### Exercise details:
Please write the listing below out again exactly, leaving every picture behind.
********
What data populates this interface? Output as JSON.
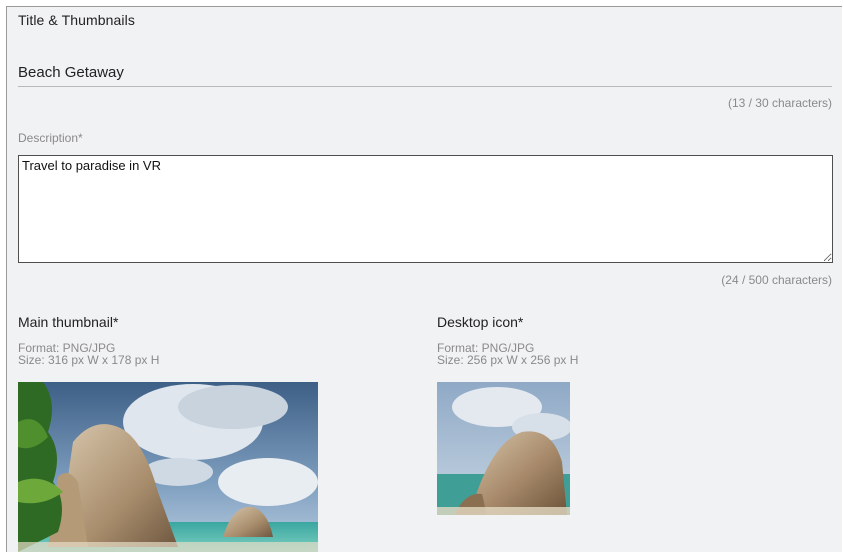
{
  "section": {
    "title": "Title & Thumbnails"
  },
  "title_field": {
    "value": "Beach Getaway",
    "counter": "(13 / 30 characters)"
  },
  "description": {
    "label": "Description*",
    "value": "Travel to paradise in VR",
    "counter": "(24 / 500 characters)"
  },
  "main_thumbnail": {
    "heading": "Main thumbnail*",
    "format": "Format: PNG/JPG",
    "size": "Size: 316 px W x 178 px H",
    "image": "beach-granite-rocks-palm"
  },
  "desktop_icon": {
    "heading": "Desktop icon*",
    "format": "Format: PNG/JPG",
    "size": "Size: 256 px W x 256 px H",
    "image": "beach-granite-rock"
  }
}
********
### Correct output:
What data populates this interface? Output as JSON.
{
  "section": {
    "title": "Title & Thumbnails"
  },
  "title_field": {
    "value": "Beach Getaway",
    "counter": "(13 / 30 characters)"
  },
  "description": {
    "label": "Description*",
    "value": "Travel to paradise in VR",
    "counter": "(24 / 500 characters)"
  },
  "main_thumbnail": {
    "heading": "Main thumbnail*",
    "format": "Format: PNG/JPG",
    "size": "Size: 316 px W x 178 px H",
    "image": "beach-granite-rocks-palm"
  },
  "desktop_icon": {
    "heading": "Desktop icon*",
    "format": "Format: PNG/JPG",
    "size": "Size: 256 px W x 256 px H",
    "image": "beach-granite-rock"
  }
}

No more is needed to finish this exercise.